* Required work *
Reply with one number only, the count of lines holding the string "排序xxxx".

* Dataset entries *
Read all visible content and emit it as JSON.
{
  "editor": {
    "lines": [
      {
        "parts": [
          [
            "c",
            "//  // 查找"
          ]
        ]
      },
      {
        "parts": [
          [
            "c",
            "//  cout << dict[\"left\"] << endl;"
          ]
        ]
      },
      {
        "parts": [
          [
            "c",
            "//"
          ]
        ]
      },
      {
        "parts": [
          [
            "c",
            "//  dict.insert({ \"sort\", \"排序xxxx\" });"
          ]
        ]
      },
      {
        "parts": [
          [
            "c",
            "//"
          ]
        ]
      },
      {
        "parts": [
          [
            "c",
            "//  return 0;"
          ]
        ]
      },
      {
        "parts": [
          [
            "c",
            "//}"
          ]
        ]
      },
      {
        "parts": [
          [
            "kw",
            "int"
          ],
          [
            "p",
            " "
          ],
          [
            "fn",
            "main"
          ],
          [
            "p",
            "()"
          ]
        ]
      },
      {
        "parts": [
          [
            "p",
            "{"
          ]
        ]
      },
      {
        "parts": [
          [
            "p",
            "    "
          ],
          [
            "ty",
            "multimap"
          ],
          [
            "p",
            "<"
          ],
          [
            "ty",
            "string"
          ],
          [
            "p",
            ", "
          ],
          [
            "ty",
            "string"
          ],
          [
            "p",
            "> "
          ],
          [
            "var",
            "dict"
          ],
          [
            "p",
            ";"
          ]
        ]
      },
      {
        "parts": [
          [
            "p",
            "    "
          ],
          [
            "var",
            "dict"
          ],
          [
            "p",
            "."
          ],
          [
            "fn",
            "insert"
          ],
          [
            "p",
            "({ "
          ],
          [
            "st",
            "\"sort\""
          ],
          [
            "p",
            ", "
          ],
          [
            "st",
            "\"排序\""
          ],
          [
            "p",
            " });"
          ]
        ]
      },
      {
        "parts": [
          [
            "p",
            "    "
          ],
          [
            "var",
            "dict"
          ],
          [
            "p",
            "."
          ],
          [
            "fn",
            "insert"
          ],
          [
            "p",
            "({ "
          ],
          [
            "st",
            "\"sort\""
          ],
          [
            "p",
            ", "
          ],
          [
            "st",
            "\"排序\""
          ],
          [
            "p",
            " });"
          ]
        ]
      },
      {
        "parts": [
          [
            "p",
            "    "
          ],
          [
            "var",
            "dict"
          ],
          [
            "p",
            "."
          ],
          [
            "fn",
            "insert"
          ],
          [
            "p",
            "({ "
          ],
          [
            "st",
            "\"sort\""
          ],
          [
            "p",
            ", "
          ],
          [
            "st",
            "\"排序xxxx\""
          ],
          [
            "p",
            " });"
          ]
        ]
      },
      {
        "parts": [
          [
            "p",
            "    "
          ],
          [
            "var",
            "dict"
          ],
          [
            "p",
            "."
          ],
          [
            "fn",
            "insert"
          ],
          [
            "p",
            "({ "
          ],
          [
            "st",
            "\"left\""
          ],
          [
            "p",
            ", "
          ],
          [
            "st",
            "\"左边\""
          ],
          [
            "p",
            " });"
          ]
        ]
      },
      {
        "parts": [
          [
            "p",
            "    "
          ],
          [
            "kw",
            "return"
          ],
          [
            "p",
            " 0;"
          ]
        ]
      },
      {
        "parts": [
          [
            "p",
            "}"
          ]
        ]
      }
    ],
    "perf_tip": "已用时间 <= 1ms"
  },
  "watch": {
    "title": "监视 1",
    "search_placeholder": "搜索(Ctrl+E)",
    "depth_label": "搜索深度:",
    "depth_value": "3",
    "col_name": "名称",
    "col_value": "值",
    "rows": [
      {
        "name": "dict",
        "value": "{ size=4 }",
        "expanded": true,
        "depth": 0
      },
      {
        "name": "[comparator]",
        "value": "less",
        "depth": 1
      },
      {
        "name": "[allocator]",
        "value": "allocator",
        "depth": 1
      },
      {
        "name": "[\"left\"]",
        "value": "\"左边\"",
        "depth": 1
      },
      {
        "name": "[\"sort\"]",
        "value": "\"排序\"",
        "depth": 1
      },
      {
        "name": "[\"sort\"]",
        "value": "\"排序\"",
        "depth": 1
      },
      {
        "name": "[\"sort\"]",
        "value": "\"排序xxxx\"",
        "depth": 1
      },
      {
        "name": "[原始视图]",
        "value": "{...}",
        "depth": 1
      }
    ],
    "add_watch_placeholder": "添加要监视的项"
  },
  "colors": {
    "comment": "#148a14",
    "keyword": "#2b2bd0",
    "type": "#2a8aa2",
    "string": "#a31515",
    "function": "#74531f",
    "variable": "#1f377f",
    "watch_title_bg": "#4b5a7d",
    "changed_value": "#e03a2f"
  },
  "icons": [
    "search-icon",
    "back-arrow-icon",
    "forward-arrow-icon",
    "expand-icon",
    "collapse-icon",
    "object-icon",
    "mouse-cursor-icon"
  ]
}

* Exercise output *
3